-- begin --

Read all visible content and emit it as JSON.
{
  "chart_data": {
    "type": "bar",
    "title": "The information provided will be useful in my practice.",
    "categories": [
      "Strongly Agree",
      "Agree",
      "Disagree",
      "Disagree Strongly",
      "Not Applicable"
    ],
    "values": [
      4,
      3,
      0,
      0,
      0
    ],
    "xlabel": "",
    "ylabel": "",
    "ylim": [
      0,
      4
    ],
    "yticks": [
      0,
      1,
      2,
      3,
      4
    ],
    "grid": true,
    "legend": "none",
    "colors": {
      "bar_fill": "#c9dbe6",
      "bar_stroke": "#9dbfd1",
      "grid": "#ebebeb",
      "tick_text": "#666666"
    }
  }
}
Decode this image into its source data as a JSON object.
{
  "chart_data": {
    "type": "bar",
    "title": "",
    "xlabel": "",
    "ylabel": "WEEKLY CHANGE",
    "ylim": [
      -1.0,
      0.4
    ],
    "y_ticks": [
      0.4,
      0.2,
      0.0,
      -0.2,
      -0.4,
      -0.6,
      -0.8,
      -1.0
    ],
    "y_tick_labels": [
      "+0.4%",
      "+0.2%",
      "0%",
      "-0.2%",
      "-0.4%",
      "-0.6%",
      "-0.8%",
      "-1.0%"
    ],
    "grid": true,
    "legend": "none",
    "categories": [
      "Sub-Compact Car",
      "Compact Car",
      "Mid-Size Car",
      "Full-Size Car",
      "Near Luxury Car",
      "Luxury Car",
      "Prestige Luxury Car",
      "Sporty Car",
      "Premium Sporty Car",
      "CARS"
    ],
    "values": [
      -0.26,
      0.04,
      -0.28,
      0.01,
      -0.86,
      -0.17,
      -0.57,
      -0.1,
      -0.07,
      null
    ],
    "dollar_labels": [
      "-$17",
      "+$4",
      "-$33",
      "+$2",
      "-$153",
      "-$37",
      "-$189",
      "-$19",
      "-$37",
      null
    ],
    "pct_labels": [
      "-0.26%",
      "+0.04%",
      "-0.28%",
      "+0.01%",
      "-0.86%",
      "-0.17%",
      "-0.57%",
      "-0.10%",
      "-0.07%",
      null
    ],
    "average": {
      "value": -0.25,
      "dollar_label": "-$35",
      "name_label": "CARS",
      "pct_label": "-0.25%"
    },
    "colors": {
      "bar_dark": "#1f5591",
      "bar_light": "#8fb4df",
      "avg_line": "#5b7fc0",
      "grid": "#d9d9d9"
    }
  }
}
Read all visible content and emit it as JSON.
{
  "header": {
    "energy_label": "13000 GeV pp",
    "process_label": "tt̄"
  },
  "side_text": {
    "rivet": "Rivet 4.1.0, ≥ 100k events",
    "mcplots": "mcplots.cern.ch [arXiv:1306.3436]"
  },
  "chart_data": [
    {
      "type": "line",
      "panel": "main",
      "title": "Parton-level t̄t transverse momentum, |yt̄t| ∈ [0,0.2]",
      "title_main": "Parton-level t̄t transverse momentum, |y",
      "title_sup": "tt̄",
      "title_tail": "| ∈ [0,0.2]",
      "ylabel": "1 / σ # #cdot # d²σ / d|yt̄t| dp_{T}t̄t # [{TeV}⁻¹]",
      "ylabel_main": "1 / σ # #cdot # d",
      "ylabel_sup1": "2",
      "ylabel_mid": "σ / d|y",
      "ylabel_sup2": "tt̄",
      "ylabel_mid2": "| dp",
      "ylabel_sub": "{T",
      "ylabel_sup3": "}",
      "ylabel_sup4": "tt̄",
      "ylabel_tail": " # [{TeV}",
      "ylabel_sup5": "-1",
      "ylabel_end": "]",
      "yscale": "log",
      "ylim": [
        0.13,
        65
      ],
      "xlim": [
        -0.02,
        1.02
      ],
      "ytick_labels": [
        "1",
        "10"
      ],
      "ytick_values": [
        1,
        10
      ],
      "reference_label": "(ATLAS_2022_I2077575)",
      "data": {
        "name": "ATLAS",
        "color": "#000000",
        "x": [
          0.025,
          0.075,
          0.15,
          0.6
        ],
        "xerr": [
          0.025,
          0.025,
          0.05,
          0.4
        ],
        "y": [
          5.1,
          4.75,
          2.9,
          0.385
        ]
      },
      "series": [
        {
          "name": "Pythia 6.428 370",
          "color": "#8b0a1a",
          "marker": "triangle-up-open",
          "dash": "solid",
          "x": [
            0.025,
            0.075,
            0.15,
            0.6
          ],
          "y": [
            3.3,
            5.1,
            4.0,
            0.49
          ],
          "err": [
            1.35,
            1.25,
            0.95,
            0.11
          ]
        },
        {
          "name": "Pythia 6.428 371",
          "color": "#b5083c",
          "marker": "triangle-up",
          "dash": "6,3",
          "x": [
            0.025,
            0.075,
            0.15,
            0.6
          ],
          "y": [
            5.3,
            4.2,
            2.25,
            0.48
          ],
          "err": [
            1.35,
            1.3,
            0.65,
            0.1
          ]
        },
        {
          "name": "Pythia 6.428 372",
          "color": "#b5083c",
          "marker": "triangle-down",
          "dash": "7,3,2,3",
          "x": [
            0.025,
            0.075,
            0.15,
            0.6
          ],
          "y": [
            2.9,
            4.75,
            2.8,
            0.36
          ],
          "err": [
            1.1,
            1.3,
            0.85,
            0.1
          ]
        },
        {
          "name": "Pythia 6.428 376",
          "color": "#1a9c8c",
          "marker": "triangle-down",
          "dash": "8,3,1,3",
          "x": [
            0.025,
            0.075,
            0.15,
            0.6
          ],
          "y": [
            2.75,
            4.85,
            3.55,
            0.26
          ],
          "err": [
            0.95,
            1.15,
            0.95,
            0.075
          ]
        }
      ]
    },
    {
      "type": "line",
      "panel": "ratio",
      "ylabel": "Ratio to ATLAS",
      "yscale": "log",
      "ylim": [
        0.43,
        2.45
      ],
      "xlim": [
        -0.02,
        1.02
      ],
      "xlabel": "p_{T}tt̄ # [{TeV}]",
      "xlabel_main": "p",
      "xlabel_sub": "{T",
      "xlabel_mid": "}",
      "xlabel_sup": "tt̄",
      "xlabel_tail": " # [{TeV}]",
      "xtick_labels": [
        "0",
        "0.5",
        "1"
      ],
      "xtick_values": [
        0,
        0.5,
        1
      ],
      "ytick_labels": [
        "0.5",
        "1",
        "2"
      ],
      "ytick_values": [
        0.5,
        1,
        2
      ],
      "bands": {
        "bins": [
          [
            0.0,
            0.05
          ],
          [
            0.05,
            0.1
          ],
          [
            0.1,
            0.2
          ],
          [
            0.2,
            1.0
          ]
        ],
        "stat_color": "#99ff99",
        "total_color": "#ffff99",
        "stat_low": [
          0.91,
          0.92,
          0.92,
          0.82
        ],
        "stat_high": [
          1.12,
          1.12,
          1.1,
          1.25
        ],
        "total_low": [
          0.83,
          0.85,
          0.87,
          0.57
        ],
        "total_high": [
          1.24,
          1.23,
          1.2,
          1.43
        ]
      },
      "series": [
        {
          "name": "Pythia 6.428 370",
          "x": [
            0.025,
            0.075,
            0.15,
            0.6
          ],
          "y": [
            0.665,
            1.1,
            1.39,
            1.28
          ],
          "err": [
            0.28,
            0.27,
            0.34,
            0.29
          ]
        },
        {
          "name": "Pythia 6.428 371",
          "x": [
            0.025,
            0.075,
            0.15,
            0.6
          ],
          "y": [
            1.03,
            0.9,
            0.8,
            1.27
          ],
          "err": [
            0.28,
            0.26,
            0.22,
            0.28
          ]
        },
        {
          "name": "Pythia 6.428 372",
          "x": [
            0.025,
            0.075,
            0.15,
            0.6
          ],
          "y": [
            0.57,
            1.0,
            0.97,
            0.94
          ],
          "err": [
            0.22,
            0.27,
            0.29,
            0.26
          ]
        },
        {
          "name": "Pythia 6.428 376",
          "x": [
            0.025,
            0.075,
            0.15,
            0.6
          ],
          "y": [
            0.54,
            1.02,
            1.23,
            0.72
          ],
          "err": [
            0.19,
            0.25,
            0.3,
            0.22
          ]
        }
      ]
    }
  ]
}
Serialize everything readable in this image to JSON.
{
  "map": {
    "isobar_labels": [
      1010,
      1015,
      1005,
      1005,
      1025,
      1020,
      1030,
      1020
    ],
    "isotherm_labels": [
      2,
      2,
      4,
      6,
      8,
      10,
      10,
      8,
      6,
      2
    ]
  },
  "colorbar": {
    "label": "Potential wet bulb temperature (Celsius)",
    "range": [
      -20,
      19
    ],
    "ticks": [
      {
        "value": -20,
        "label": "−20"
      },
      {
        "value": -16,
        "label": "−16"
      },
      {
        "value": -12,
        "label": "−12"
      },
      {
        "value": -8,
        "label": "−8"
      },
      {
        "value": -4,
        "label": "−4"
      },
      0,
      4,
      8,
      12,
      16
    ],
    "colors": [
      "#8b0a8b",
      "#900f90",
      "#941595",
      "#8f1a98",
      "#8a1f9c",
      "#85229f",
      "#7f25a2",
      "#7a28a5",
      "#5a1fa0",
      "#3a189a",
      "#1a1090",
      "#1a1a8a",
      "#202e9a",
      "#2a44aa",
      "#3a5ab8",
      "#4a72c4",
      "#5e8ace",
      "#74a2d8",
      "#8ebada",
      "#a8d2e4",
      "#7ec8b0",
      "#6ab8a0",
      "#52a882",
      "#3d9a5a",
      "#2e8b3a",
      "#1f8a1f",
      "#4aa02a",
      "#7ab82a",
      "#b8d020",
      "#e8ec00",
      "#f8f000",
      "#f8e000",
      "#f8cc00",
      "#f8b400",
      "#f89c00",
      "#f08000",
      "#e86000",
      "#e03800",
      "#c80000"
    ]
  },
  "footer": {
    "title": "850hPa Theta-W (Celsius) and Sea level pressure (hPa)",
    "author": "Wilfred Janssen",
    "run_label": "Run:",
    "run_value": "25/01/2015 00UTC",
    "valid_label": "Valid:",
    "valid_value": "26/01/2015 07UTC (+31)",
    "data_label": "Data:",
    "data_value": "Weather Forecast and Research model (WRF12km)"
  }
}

-- end --

Short problem
State the count of lines above containing the string "image", and add nothing to it.

Output of the exercise
2